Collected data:
* * * * * * * * *
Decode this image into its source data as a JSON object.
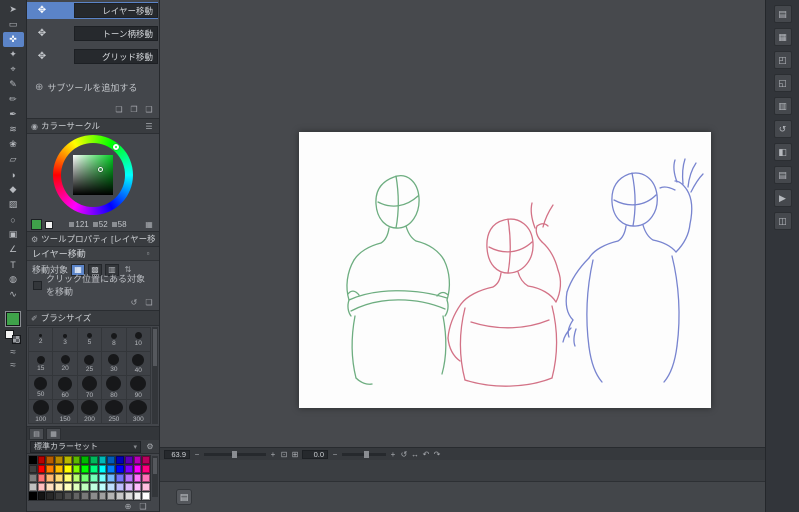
{
  "toolbar": {
    "tools": [
      {
        "name": "operation-tool-icon",
        "glyph": "➤",
        "selected": false
      },
      {
        "name": "selection-tool-icon",
        "glyph": "▭",
        "selected": false
      },
      {
        "name": "layer-move-tool-icon",
        "glyph": "✜",
        "selected": true
      },
      {
        "name": "auto-select-tool-icon",
        "glyph": "✦",
        "selected": false
      },
      {
        "name": "eyedropper-tool-icon",
        "glyph": "⌖",
        "selected": false
      },
      {
        "name": "pen-tool-icon",
        "glyph": "✎",
        "selected": false
      },
      {
        "name": "pencil-tool-icon",
        "glyph": "✏",
        "selected": false
      },
      {
        "name": "brush-tool-icon",
        "glyph": "✒",
        "selected": false
      },
      {
        "name": "airbrush-tool-icon",
        "glyph": "≋",
        "selected": false
      },
      {
        "name": "decoration-tool-icon",
        "glyph": "❀",
        "selected": false
      },
      {
        "name": "eraser-tool-icon",
        "glyph": "▱",
        "selected": false
      },
      {
        "name": "blend-tool-icon",
        "glyph": "◑",
        "selected": false
      },
      {
        "name": "fill-tool-icon",
        "glyph": "◆",
        "selected": false
      },
      {
        "name": "gradient-tool-icon",
        "glyph": "▨",
        "selected": false
      },
      {
        "name": "figure-tool-icon",
        "glyph": "○",
        "selected": false
      },
      {
        "name": "frame-border-tool-icon",
        "glyph": "▣",
        "selected": false
      },
      {
        "name": "ruler-tool-icon",
        "glyph": "∠",
        "selected": false
      },
      {
        "name": "text-tool-icon",
        "glyph": "T",
        "selected": false
      },
      {
        "name": "balloon-tool-icon",
        "glyph": "◍",
        "selected": false
      },
      {
        "name": "line-correction-tool-icon",
        "glyph": "∿",
        "selected": false
      }
    ],
    "main_color": "#3fa24a",
    "sub_color": "#f2f2f2"
  },
  "subtool_panel": {
    "items": [
      {
        "glyph": "✥",
        "label": "レイヤー移動",
        "selected": true
      },
      {
        "glyph": "✥",
        "label": "トーン柄移動",
        "selected": false
      },
      {
        "glyph": "✥",
        "label": "グリッド移動",
        "selected": false
      }
    ],
    "add_button": "サブツールを追加する"
  },
  "color_panel": {
    "title": "カラーサークル",
    "values": [
      "121",
      "52",
      "58"
    ]
  },
  "tool_property": {
    "title": "ツールプロパティ [レイヤー移動]",
    "tool_name": "レイヤー移動",
    "move_target_label": "移動対象",
    "checkbox_label": "クリック位置にある対象を移動",
    "checkbox_checked": false
  },
  "brush_panel": {
    "title": "ブラシサイズ",
    "sizes": [
      {
        "label": "2",
        "dot": "3px"
      },
      {
        "label": "3",
        "dot": "4px"
      },
      {
        "label": "5",
        "dot": "5px"
      },
      {
        "label": "8",
        "dot": "6px"
      },
      {
        "label": "10",
        "dot": "7px"
      },
      {
        "label": "15",
        "dot": "8px"
      },
      {
        "label": "20",
        "dot": "9px"
      },
      {
        "label": "25",
        "dot": "10px"
      },
      {
        "label": "30",
        "dot": "11px"
      },
      {
        "label": "40",
        "dot": "12px"
      },
      {
        "label": "50",
        "dot": "13px"
      },
      {
        "label": "60",
        "dot": "14px"
      },
      {
        "label": "70",
        "dot": "15px"
      },
      {
        "label": "80",
        "dot": "15px"
      },
      {
        "label": "90",
        "dot": "16px"
      },
      {
        "label": "100",
        "dot": "16px"
      },
      {
        "label": "150",
        "dot": "17px"
      },
      {
        "label": "200",
        "dot": "17px"
      },
      {
        "label": "250",
        "dot": "18px"
      },
      {
        "label": "300",
        "dot": "18px"
      }
    ]
  },
  "color_set_panel": {
    "title": "標準カラーセット",
    "swatches": [
      "#000000",
      "#b80000",
      "#b85c00",
      "#b88a00",
      "#b8b800",
      "#5cb800",
      "#00b800",
      "#00b85c",
      "#00b8b8",
      "#005cb8",
      "#0000b8",
      "#5c00b8",
      "#b800b8",
      "#b8005c",
      "#404040",
      "#ff0000",
      "#ff8000",
      "#ffbf00",
      "#ffff00",
      "#80ff00",
      "#00ff00",
      "#00ff80",
      "#00ffff",
      "#0080ff",
      "#0000ff",
      "#8000ff",
      "#ff00ff",
      "#ff0080",
      "#808080",
      "#ff7373",
      "#ffb973",
      "#ffdc73",
      "#ffff73",
      "#b9ff73",
      "#73ff73",
      "#73ffb9",
      "#73ffff",
      "#73b9ff",
      "#7373ff",
      "#b973ff",
      "#ff73ff",
      "#ff73b9",
      "#c0c0c0",
      "#ffbfbf",
      "#ffdfbf",
      "#ffefbf",
      "#ffffbf",
      "#dfffbf",
      "#bfffbf",
      "#bfffdf",
      "#bfffff",
      "#bfdfff",
      "#bfbfff",
      "#dfbfff",
      "#ffbfff",
      "#ffbfdf",
      "#000000",
      "#141414",
      "#282828",
      "#3c3c3c",
      "#505050",
      "#646464",
      "#787878",
      "#8c8c8c",
      "#a0a0a0",
      "#b4b4b4",
      "#c8c8c8",
      "#dcdcdc",
      "#f0f0f0",
      "#ffffff"
    ]
  },
  "canvas": {
    "zoom": "63.9",
    "rotation": "0.0",
    "figures": [
      {
        "name": "green-figure",
        "color": "#55a06b"
      },
      {
        "name": "red-figure",
        "color": "#cc5a72"
      },
      {
        "name": "blue-figure",
        "color": "#6170c8"
      }
    ]
  },
  "right_dock": {
    "panels": [
      {
        "name": "quick-access-panel-icon",
        "glyph": "▤"
      },
      {
        "name": "material-panel-icon",
        "glyph": "▦"
      },
      {
        "name": "navigator-panel-icon",
        "glyph": "◰"
      },
      {
        "name": "sub-view-panel-icon",
        "glyph": "◱"
      },
      {
        "name": "information-panel-icon",
        "glyph": "▥"
      },
      {
        "name": "history-panel-icon",
        "glyph": "↺"
      },
      {
        "name": "layer-property-panel-icon",
        "glyph": "◧"
      },
      {
        "name": "layer-panel-icon",
        "glyph": "▤"
      },
      {
        "name": "auto-action-panel-icon",
        "glyph": "▶"
      },
      {
        "name": "timeline-panel-icon",
        "glyph": "◫"
      }
    ]
  }
}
* * * * * * * * *
» **EXERCISE DETAILS**
Go through the listing above and write it out again exactly, dropping the pictures.

» **EXPECTED ANSWER**
Decode this image into its source data as a JSON object.
{
  "toolbar": {
    "tools": [
      {
        "name": "operation-tool-icon",
        "glyph": "➤",
        "selected": false
      },
      {
        "name": "selection-tool-icon",
        "glyph": "▭",
        "selected": false
      },
      {
        "name": "layer-move-tool-icon",
        "glyph": "✜",
        "selected": true
      },
      {
        "name": "auto-select-tool-icon",
        "glyph": "✦",
        "selected": false
      },
      {
        "name": "eyedropper-tool-icon",
        "glyph": "⌖",
        "selected": false
      },
      {
        "name": "pen-tool-icon",
        "glyph": "✎",
        "selected": false
      },
      {
        "name": "pencil-tool-icon",
        "glyph": "✏",
        "selected": false
      },
      {
        "name": "brush-tool-icon",
        "glyph": "✒",
        "selected": false
      },
      {
        "name": "airbrush-tool-icon",
        "glyph": "≋",
        "selected": false
      },
      {
        "name": "decoration-tool-icon",
        "glyph": "❀",
        "selected": false
      },
      {
        "name": "eraser-tool-icon",
        "glyph": "▱",
        "selected": false
      },
      {
        "name": "blend-tool-icon",
        "glyph": "◑",
        "selected": false
      },
      {
        "name": "fill-tool-icon",
        "glyph": "◆",
        "selected": false
      },
      {
        "name": "gradient-tool-icon",
        "glyph": "▨",
        "selected": false
      },
      {
        "name": "figure-tool-icon",
        "glyph": "○",
        "selected": false
      },
      {
        "name": "frame-border-tool-icon",
        "glyph": "▣",
        "selected": false
      },
      {
        "name": "ruler-tool-icon",
        "glyph": "∠",
        "selected": false
      },
      {
        "name": "text-tool-icon",
        "glyph": "T",
        "selected": false
      },
      {
        "name": "balloon-tool-icon",
        "glyph": "◍",
        "selected": false
      },
      {
        "name": "line-correction-tool-icon",
        "glyph": "∿",
        "selected": false
      }
    ],
    "main_color": "#3fa24a",
    "sub_color": "#f2f2f2"
  },
  "subtool_panel": {
    "items": [
      {
        "glyph": "✥",
        "label": "レイヤー移動",
        "selected": true
      },
      {
        "glyph": "✥",
        "label": "トーン柄移動",
        "selected": false
      },
      {
        "glyph": "✥",
        "label": "グリッド移動",
        "selected": false
      }
    ],
    "add_button": "サブツールを追加する"
  },
  "color_panel": {
    "title": "カラーサークル",
    "values": [
      "121",
      "52",
      "58"
    ]
  },
  "tool_property": {
    "title": "ツールプロパティ [レイヤー移動]",
    "tool_name": "レイヤー移動",
    "move_target_label": "移動対象",
    "checkbox_label": "クリック位置にある対象を移動",
    "checkbox_checked": false
  },
  "brush_panel": {
    "title": "ブラシサイズ",
    "sizes": [
      {
        "label": "2",
        "dot": "3px"
      },
      {
        "label": "3",
        "dot": "4px"
      },
      {
        "label": "5",
        "dot": "5px"
      },
      {
        "label": "8",
        "dot": "6px"
      },
      {
        "label": "10",
        "dot": "7px"
      },
      {
        "label": "15",
        "dot": "8px"
      },
      {
        "label": "20",
        "dot": "9px"
      },
      {
        "label": "25",
        "dot": "10px"
      },
      {
        "label": "30",
        "dot": "11px"
      },
      {
        "label": "40",
        "dot": "12px"
      },
      {
        "label": "50",
        "dot": "13px"
      },
      {
        "label": "60",
        "dot": "14px"
      },
      {
        "label": "70",
        "dot": "15px"
      },
      {
        "label": "80",
        "dot": "15px"
      },
      {
        "label": "90",
        "dot": "16px"
      },
      {
        "label": "100",
        "dot": "16px"
      },
      {
        "label": "150",
        "dot": "17px"
      },
      {
        "label": "200",
        "dot": "17px"
      },
      {
        "label": "250",
        "dot": "18px"
      },
      {
        "label": "300",
        "dot": "18px"
      }
    ]
  },
  "color_set_panel": {
    "title": "標準カラーセット",
    "swatches": [
      "#000000",
      "#b80000",
      "#b85c00",
      "#b88a00",
      "#b8b800",
      "#5cb800",
      "#00b800",
      "#00b85c",
      "#00b8b8",
      "#005cb8",
      "#0000b8",
      "#5c00b8",
      "#b800b8",
      "#b8005c",
      "#404040",
      "#ff0000",
      "#ff8000",
      "#ffbf00",
      "#ffff00",
      "#80ff00",
      "#00ff00",
      "#00ff80",
      "#00ffff",
      "#0080ff",
      "#0000ff",
      "#8000ff",
      "#ff00ff",
      "#ff0080",
      "#808080",
      "#ff7373",
      "#ffb973",
      "#ffdc73",
      "#ffff73",
      "#b9ff73",
      "#73ff73",
      "#73ffb9",
      "#73ffff",
      "#73b9ff",
      "#7373ff",
      "#b973ff",
      "#ff73ff",
      "#ff73b9",
      "#c0c0c0",
      "#ffbfbf",
      "#ffdfbf",
      "#ffefbf",
      "#ffffbf",
      "#dfffbf",
      "#bfffbf",
      "#bfffdf",
      "#bfffff",
      "#bfdfff",
      "#bfbfff",
      "#dfbfff",
      "#ffbfff",
      "#ffbfdf",
      "#000000",
      "#141414",
      "#282828",
      "#3c3c3c",
      "#505050",
      "#646464",
      "#787878",
      "#8c8c8c",
      "#a0a0a0",
      "#b4b4b4",
      "#c8c8c8",
      "#dcdcdc",
      "#f0f0f0",
      "#ffffff"
    ]
  },
  "canvas": {
    "zoom": "63.9",
    "rotation": "0.0",
    "figures": [
      {
        "name": "green-figure",
        "color": "#55a06b"
      },
      {
        "name": "red-figure",
        "color": "#cc5a72"
      },
      {
        "name": "blue-figure",
        "color": "#6170c8"
      }
    ]
  },
  "right_dock": {
    "panels": [
      {
        "name": "quick-access-panel-icon",
        "glyph": "▤"
      },
      {
        "name": "material-panel-icon",
        "glyph": "▦"
      },
      {
        "name": "navigator-panel-icon",
        "glyph": "◰"
      },
      {
        "name": "sub-view-panel-icon",
        "glyph": "◱"
      },
      {
        "name": "information-panel-icon",
        "glyph": "▥"
      },
      {
        "name": "history-panel-icon",
        "glyph": "↺"
      },
      {
        "name": "layer-property-panel-icon",
        "glyph": "◧"
      },
      {
        "name": "layer-panel-icon",
        "glyph": "▤"
      },
      {
        "name": "auto-action-panel-icon",
        "glyph": "▶"
      },
      {
        "name": "timeline-panel-icon",
        "glyph": "◫"
      }
    ]
  }
}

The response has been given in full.